• _WHAT THIS TASK INVOLVES_:
Look through the records and report how many lines include the word "AMOUNT", with no other words.

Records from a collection
******

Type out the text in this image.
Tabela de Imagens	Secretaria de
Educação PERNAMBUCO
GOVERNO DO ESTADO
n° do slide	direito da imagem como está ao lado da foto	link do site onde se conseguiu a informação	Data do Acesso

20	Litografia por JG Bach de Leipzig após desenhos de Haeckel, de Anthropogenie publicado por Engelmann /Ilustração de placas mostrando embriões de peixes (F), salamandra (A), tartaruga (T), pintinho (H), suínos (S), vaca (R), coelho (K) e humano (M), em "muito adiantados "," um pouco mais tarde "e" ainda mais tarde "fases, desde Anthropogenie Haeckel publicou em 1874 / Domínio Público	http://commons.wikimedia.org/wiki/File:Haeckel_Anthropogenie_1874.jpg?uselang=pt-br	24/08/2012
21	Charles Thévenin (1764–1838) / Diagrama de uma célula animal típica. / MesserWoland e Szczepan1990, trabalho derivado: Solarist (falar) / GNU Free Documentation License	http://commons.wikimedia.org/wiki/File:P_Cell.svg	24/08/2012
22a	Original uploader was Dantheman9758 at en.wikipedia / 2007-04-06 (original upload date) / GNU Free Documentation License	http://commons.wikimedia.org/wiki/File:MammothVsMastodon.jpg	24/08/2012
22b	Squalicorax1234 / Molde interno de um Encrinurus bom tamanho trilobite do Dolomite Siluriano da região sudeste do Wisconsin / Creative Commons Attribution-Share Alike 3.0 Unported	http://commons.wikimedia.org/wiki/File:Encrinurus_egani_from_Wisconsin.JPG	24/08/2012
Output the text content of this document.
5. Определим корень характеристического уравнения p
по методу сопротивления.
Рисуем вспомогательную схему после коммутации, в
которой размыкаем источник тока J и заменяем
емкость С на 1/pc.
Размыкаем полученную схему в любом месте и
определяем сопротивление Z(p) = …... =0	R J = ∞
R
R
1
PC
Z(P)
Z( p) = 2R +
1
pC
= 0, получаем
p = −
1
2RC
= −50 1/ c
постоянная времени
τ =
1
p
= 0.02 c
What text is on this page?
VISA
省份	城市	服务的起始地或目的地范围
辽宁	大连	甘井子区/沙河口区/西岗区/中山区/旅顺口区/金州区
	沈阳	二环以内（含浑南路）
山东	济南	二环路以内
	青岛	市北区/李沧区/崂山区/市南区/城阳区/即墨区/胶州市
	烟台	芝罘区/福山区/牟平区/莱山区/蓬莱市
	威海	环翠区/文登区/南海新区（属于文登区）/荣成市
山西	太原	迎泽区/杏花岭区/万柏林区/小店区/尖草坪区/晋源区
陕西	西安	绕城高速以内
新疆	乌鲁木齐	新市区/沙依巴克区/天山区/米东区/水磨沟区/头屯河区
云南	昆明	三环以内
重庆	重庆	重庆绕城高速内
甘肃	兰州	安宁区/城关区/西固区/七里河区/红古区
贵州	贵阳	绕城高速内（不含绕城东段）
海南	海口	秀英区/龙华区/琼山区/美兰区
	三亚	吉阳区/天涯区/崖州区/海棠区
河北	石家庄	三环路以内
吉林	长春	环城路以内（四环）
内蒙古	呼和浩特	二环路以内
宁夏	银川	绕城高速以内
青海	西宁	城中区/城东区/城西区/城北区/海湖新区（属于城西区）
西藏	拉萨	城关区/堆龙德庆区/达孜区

******

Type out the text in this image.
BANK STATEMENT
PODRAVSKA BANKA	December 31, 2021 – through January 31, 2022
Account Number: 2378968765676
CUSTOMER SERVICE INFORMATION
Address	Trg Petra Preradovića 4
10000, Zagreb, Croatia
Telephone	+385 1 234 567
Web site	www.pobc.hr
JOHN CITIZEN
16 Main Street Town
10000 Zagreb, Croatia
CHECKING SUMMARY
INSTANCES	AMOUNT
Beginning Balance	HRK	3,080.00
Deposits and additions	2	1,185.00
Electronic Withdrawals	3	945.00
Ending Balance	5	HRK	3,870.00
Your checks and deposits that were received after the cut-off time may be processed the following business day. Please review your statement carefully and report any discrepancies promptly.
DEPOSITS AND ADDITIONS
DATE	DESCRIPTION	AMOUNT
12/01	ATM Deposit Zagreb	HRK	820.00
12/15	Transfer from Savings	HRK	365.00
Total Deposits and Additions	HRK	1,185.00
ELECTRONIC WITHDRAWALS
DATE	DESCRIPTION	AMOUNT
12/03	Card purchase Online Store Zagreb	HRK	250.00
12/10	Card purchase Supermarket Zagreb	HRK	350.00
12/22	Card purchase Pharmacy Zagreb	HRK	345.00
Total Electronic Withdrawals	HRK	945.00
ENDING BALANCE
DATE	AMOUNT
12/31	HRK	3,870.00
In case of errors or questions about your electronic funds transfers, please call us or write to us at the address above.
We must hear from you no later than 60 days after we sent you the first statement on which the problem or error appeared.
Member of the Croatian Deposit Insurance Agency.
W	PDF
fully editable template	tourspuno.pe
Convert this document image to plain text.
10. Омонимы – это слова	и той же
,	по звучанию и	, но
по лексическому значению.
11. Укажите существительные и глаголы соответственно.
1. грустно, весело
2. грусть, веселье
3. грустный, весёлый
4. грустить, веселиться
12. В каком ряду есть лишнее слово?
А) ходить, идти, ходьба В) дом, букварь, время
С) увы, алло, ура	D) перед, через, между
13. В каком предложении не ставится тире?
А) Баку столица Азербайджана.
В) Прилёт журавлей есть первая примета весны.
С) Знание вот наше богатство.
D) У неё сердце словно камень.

******

• _ANSWER FOR THE TASK_:
4